%%
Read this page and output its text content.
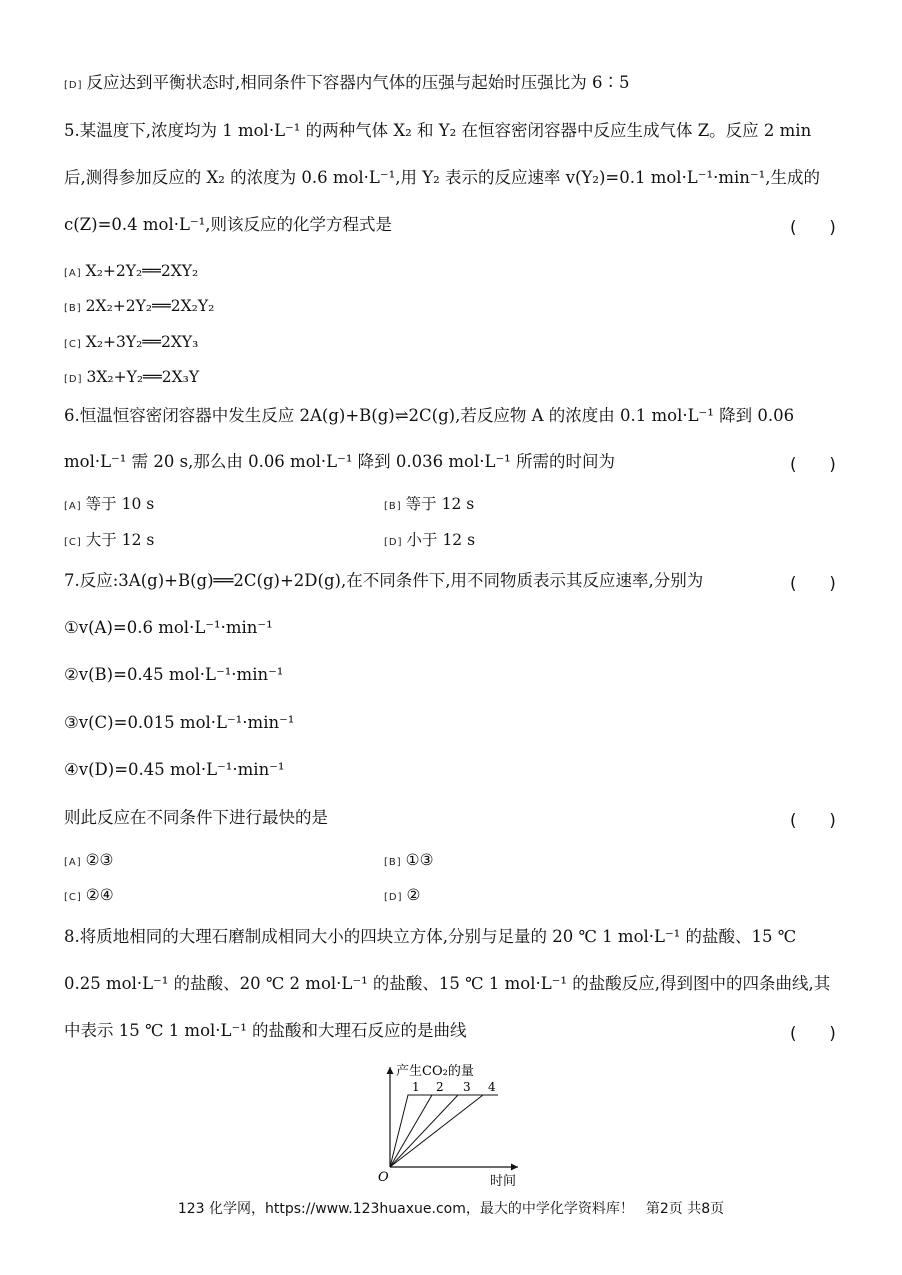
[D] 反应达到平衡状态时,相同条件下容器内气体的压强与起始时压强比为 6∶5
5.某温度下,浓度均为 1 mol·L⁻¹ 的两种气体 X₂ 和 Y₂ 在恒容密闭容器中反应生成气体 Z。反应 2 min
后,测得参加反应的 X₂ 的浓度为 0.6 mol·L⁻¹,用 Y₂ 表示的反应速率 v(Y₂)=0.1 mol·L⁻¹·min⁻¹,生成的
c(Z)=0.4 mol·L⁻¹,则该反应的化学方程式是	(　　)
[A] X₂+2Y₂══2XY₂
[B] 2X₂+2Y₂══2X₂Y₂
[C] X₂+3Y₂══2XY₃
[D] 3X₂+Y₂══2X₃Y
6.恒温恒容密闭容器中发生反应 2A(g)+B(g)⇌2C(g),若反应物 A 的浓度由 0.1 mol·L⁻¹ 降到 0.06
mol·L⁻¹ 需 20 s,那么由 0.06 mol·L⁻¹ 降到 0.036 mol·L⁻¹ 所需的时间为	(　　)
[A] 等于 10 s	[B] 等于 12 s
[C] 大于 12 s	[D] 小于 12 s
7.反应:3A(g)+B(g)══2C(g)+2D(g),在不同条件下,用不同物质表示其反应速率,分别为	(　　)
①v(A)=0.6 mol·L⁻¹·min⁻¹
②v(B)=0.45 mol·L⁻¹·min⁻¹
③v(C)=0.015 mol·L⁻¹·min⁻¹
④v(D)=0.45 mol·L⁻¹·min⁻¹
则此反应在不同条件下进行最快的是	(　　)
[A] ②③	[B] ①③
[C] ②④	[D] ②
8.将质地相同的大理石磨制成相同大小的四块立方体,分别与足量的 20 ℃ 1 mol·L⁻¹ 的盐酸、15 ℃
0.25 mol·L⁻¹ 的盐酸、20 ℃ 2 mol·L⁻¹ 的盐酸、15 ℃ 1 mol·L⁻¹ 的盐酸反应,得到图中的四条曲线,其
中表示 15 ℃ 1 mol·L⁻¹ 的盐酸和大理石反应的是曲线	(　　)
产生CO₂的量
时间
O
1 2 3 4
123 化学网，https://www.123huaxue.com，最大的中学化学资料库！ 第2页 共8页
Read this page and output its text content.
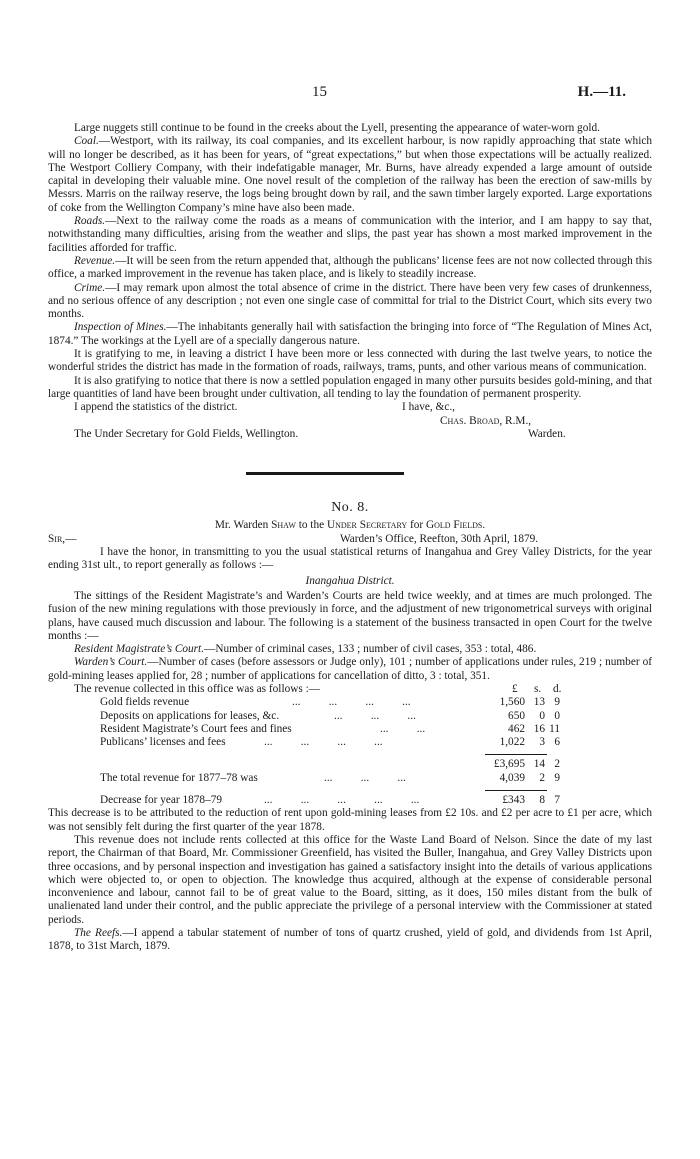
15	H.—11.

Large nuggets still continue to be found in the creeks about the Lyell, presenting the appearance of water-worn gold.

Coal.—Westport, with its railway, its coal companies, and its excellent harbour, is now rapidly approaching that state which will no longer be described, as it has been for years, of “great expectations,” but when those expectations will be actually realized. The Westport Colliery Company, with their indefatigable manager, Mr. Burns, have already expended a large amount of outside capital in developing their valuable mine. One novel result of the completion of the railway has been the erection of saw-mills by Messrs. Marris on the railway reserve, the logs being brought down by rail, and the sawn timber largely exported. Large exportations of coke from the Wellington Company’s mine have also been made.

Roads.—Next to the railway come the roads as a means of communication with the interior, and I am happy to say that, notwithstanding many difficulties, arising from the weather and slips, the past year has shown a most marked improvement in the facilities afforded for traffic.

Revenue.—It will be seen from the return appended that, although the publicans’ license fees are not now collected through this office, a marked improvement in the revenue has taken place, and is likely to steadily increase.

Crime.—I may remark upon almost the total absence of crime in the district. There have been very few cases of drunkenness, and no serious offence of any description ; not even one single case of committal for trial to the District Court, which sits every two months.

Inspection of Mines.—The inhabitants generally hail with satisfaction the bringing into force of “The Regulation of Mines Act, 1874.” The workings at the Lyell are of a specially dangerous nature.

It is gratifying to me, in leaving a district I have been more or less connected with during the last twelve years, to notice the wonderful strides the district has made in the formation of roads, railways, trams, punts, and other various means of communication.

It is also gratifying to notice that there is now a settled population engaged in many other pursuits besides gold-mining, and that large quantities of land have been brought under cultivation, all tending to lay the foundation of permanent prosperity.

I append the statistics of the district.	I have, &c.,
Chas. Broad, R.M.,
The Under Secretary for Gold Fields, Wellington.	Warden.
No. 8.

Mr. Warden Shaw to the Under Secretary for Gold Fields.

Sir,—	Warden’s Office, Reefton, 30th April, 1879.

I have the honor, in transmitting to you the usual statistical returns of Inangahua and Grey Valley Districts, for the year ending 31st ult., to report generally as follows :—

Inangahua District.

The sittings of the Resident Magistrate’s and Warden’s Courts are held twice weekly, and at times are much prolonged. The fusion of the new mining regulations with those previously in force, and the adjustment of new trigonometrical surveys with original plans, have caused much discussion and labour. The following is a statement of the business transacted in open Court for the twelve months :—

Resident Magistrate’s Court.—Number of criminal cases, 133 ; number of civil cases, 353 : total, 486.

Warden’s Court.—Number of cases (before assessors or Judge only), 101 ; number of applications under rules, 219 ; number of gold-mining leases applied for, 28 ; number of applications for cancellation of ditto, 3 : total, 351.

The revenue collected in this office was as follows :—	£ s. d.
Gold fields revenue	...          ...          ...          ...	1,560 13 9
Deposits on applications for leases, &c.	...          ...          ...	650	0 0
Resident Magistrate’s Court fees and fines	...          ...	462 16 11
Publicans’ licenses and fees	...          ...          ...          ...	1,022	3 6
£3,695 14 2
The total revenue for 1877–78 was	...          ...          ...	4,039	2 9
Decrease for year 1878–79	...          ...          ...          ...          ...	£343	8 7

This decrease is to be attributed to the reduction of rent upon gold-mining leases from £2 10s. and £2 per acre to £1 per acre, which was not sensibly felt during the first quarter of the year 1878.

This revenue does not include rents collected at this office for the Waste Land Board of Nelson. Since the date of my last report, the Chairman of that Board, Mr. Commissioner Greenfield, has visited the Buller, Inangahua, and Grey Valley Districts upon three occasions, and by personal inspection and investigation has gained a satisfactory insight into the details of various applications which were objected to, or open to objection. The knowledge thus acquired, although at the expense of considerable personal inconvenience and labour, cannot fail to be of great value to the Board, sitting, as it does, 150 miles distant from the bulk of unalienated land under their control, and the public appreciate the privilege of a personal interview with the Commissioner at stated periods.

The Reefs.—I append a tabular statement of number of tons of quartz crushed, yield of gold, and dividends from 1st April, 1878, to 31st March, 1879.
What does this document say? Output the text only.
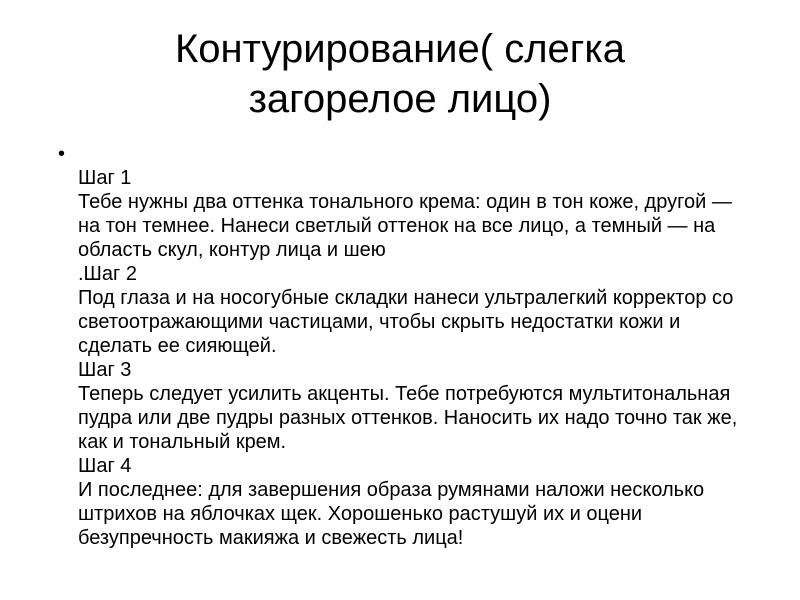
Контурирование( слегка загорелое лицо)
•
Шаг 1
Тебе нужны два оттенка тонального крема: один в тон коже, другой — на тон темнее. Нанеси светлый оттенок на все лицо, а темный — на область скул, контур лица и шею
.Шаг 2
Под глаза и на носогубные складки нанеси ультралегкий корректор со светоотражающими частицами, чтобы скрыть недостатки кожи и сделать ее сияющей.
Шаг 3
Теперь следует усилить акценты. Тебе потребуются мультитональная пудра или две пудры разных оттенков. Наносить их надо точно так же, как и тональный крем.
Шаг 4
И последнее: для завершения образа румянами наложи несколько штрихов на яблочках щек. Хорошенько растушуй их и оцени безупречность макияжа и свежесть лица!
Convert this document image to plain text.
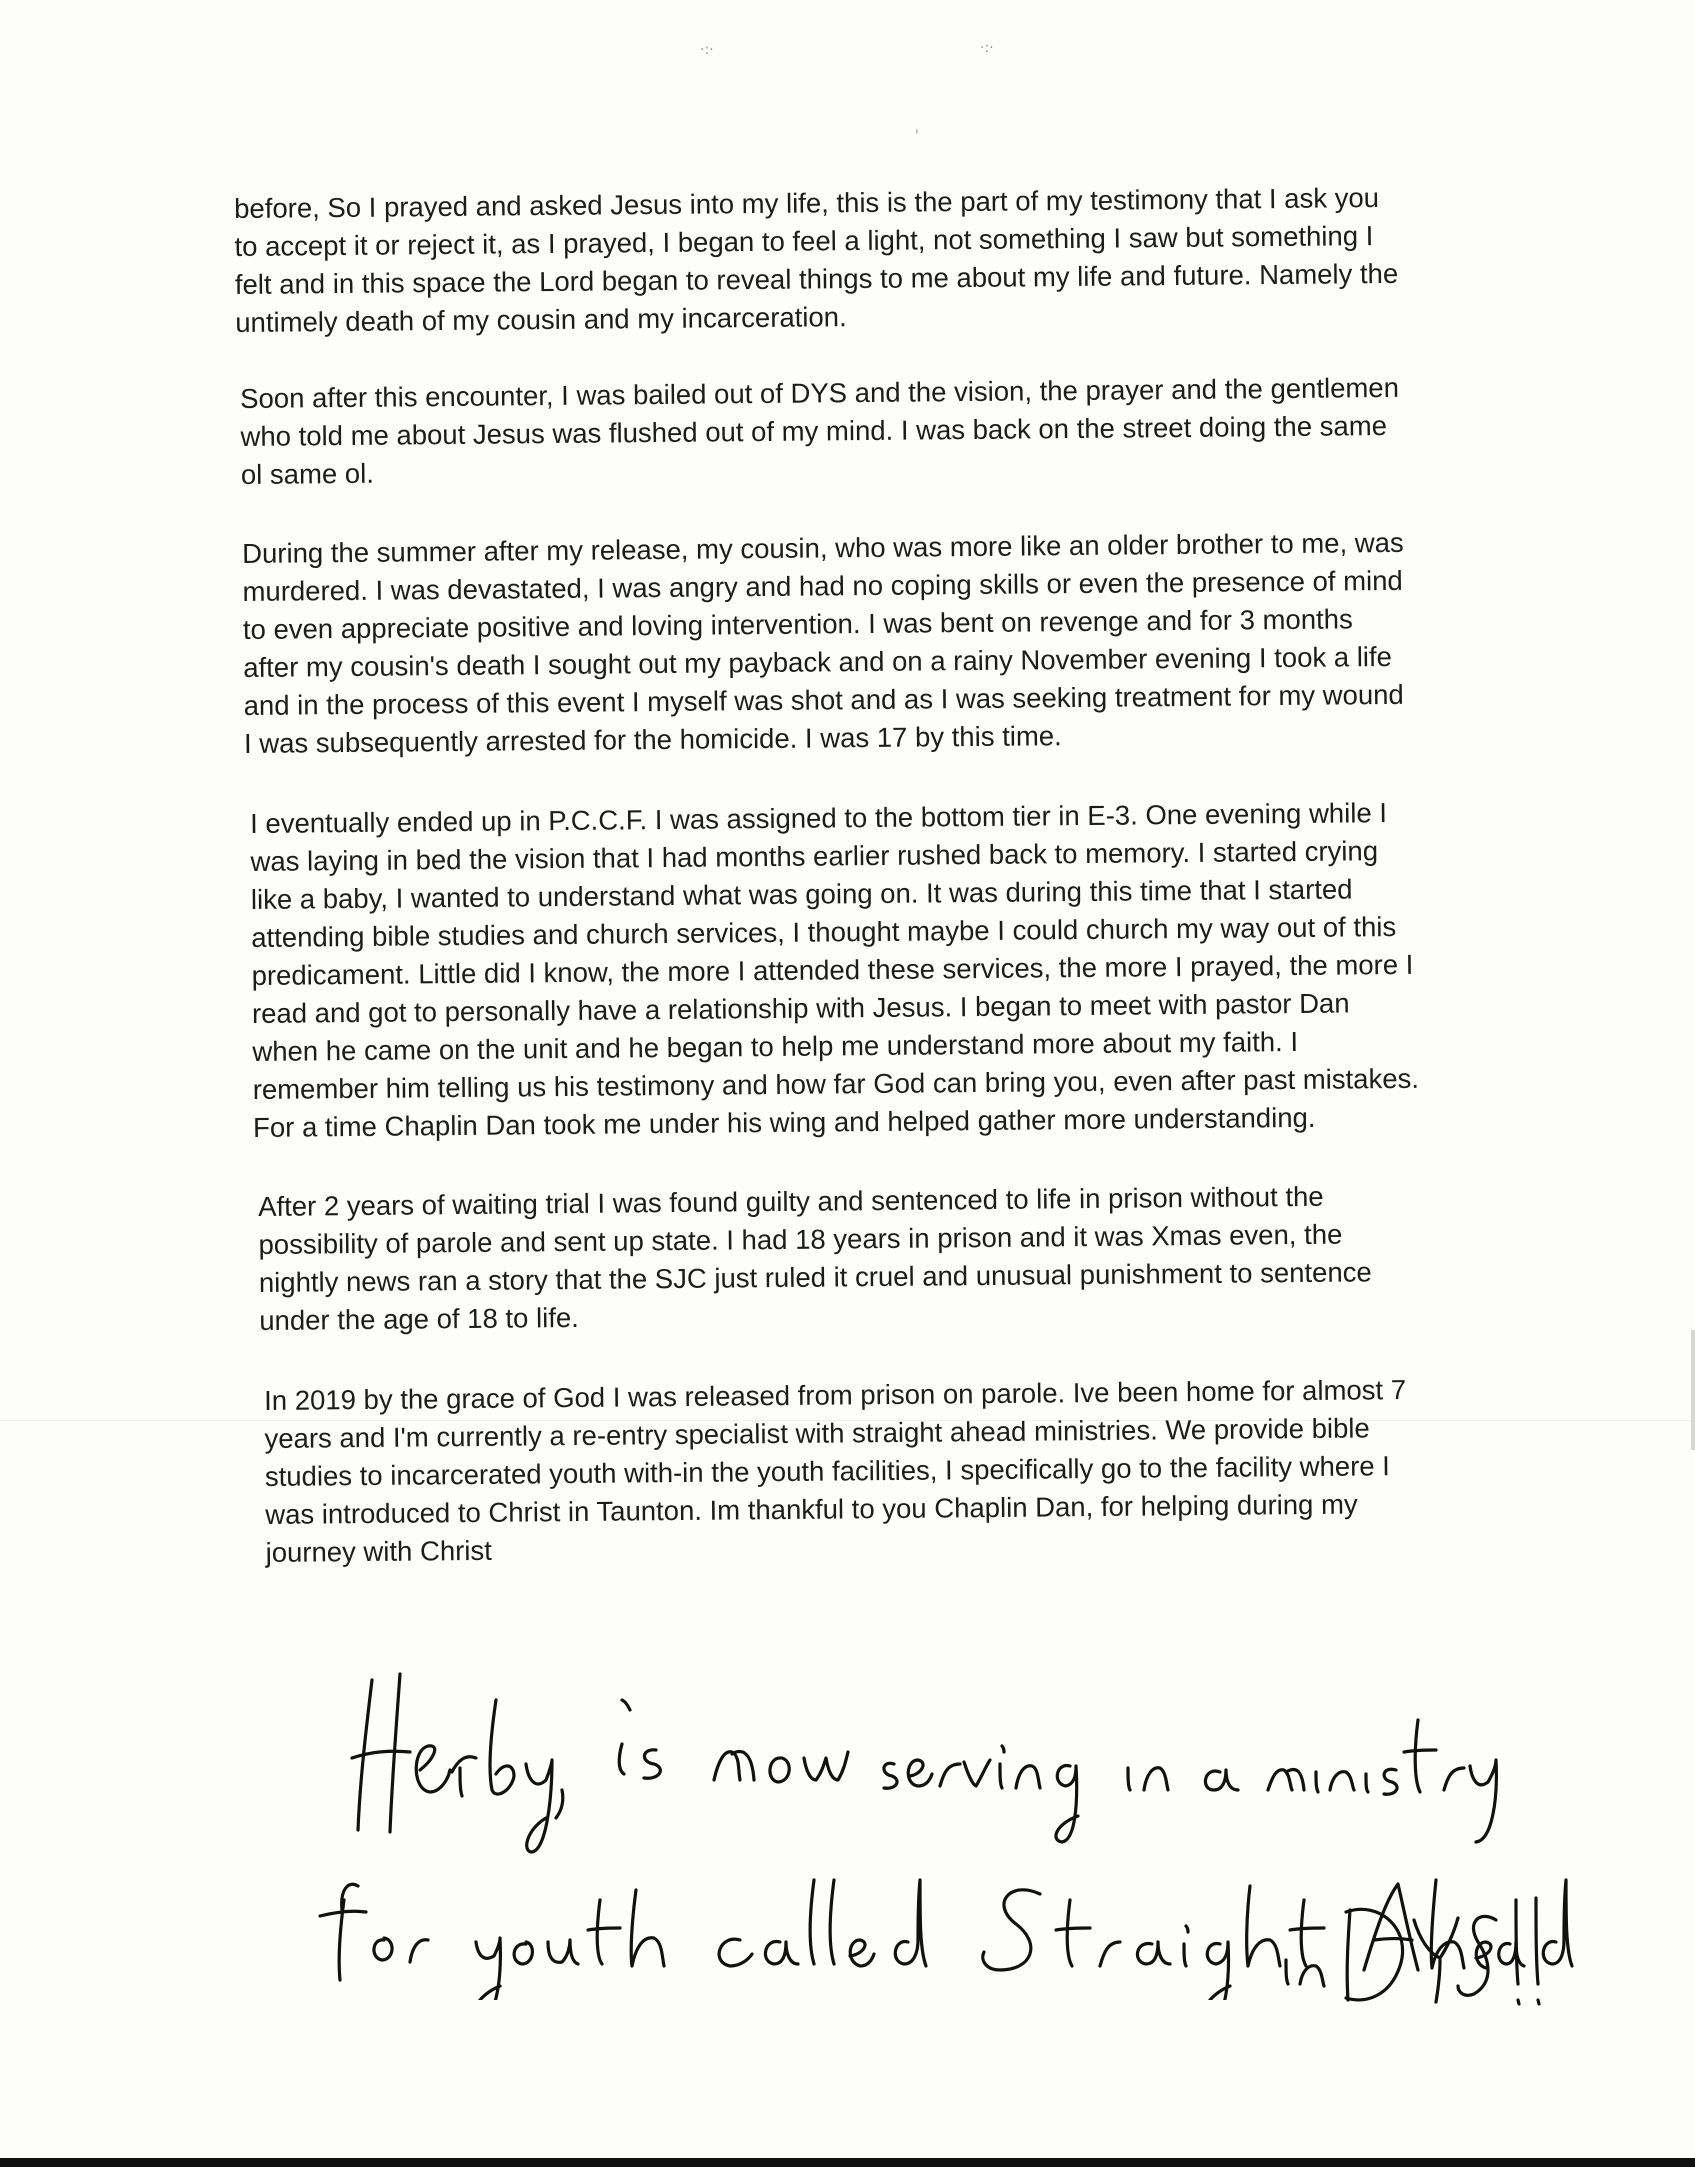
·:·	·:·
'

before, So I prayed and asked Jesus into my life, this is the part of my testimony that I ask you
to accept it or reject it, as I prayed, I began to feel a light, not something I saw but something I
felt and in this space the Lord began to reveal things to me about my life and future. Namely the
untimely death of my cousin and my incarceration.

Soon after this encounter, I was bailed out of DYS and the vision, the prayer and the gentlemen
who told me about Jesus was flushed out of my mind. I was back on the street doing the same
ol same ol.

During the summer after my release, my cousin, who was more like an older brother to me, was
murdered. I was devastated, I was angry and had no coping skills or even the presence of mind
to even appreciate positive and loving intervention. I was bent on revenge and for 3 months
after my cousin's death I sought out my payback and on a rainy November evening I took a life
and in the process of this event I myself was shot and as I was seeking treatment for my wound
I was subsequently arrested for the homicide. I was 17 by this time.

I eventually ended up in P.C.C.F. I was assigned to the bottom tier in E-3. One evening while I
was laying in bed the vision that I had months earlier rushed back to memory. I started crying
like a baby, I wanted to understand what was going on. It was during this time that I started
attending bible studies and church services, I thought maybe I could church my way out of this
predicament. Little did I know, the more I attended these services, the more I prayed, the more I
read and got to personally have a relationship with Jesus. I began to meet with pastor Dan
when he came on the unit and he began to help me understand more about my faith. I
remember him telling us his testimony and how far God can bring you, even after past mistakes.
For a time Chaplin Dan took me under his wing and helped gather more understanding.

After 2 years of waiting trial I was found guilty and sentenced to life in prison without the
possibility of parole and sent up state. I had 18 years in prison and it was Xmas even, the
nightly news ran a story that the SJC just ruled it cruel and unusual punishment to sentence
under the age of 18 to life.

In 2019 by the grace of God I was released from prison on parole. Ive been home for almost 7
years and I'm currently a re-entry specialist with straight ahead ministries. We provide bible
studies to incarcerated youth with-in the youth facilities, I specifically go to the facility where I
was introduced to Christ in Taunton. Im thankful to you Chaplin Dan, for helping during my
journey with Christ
%%
- **WHAT YOU SHOULD DO**
Tally the lines in the listing that hold "Inangahua" and report the number alone.

- **WRITTEN ANSWER**
3